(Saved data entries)
(begin)

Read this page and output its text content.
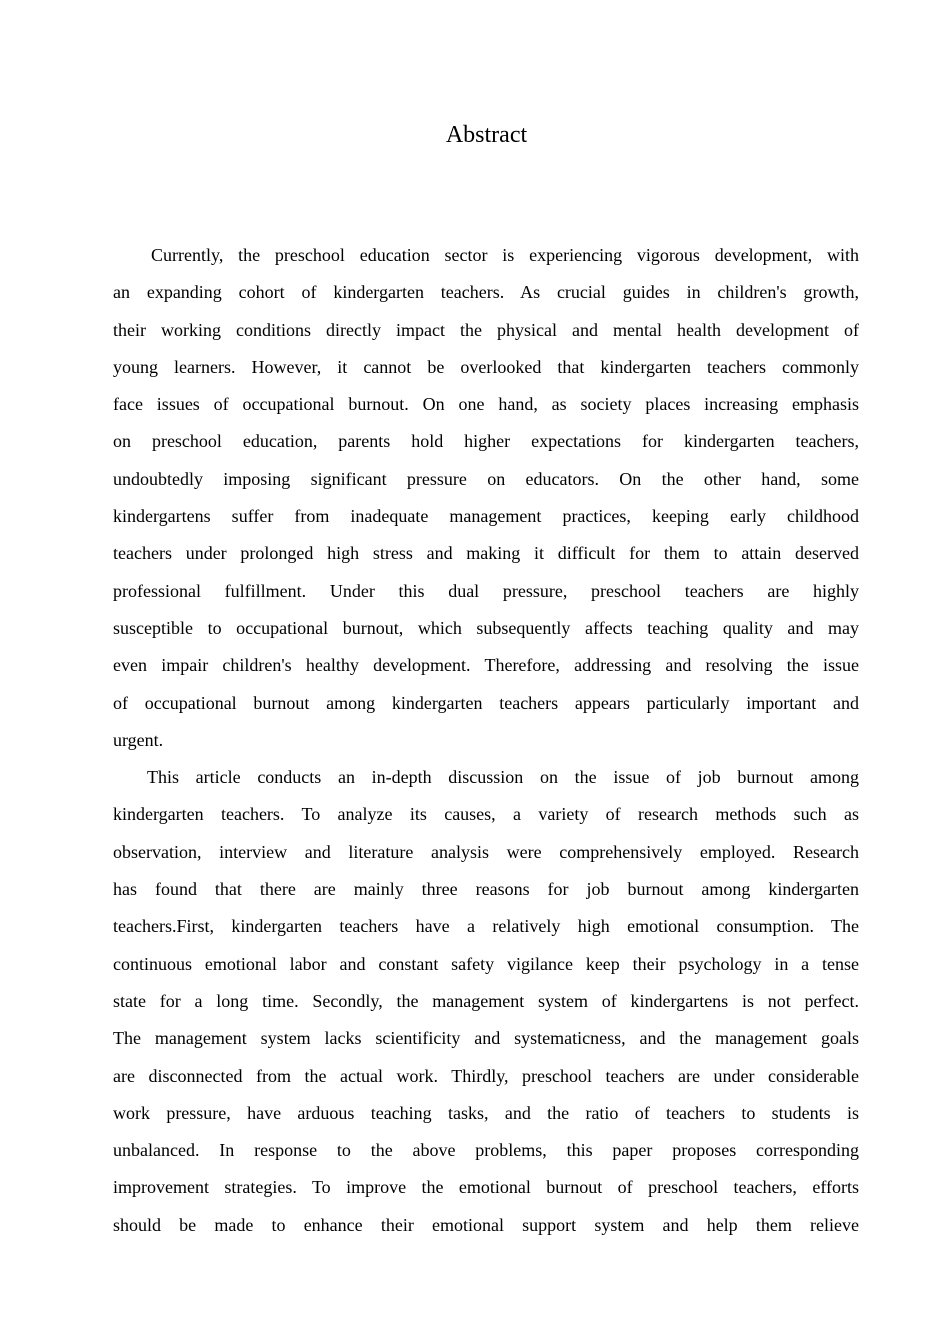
Abstract
Currently, the preschool education sector is experiencing vigorous development, with
an expanding cohort of kindergarten teachers. As crucial guides in children's growth,
their working conditions directly impact the physical and mental health development of
young learners. However, it cannot be overlooked that kindergarten teachers commonly
face issues of occupational burnout. On one hand, as society places increasing emphasis
on preschool education, parents hold higher expectations for kindergarten teachers,
undoubtedly imposing significant pressure on educators. On the other hand, some
kindergartens suffer from inadequate management practices, keeping early childhood
teachers under prolonged high stress and making it difficult for them to attain deserved
professional fulfillment. Under this dual pressure, preschool teachers are highly
susceptible to occupational burnout, which subsequently affects teaching quality and may
even impair children's healthy development. Therefore, addressing and resolving the issue
of occupational burnout among kindergarten teachers appears particularly important and
urgent.
This article conducts an in-depth discussion on the issue of job burnout among
kindergarten teachers. To analyze its causes, a variety of research methods such as
observation, interview and literature analysis were comprehensively employed. Research
has found that there are mainly three reasons for job burnout among kindergarten
teachers.First, kindergarten teachers have a relatively high emotional consumption. The
continuous emotional labor and constant safety vigilance keep their psychology in a tense
state for a long time. Secondly, the management system of kindergartens is not perfect.
The management system lacks scientificity and systematicness, and the management goals
are disconnected from the actual work. Thirdly, preschool teachers are under considerable
work pressure, have arduous teaching tasks, and the ratio of teachers to students is
unbalanced. In response to the above problems, this paper proposes corresponding
improvement strategies. To improve the emotional burnout of preschool teachers, efforts
should be made to enhance their emotional support system and help them relieve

(end)

Transcribe each entry above exactly, apart from the pictures.

REPLY =
Read this page and output its text content.
Abstract
Currently, the preschool education sector is experiencing vigorous development, with
an expanding cohort of kindergarten teachers. As crucial guides in children's growth,
their working conditions directly impact the physical and mental health development of
young learners. However, it cannot be overlooked that kindergarten teachers commonly
face issues of occupational burnout. On one hand, as society places increasing emphasis
on preschool education, parents hold higher expectations for kindergarten teachers,
undoubtedly imposing significant pressure on educators. On the other hand, some
kindergartens suffer from inadequate management practices, keeping early childhood
teachers under prolonged high stress and making it difficult for them to attain deserved
professional fulfillment. Under this dual pressure, preschool teachers are highly
susceptible to occupational burnout, which subsequently affects teaching quality and may
even impair children's healthy development. Therefore, addressing and resolving the issue
of occupational burnout among kindergarten teachers appears particularly important and
urgent.
This article conducts an in-depth discussion on the issue of job burnout among
kindergarten teachers. To analyze its causes, a variety of research methods such as
observation, interview and literature analysis were comprehensively employed. Research
has found that there are mainly three reasons for job burnout among kindergarten
teachers.First, kindergarten teachers have a relatively high emotional consumption. The
continuous emotional labor and constant safety vigilance keep their psychology in a tense
state for a long time. Secondly, the management system of kindergartens is not perfect.
The management system lacks scientificity and systematicness, and the management goals
are disconnected from the actual work. Thirdly, preschool teachers are under considerable
work pressure, have arduous teaching tasks, and the ratio of teachers to students is
unbalanced. In response to the above problems, this paper proposes corresponding
improvement strategies. To improve the emotional burnout of preschool teachers, efforts
should be made to enhance their emotional support system and help them relieve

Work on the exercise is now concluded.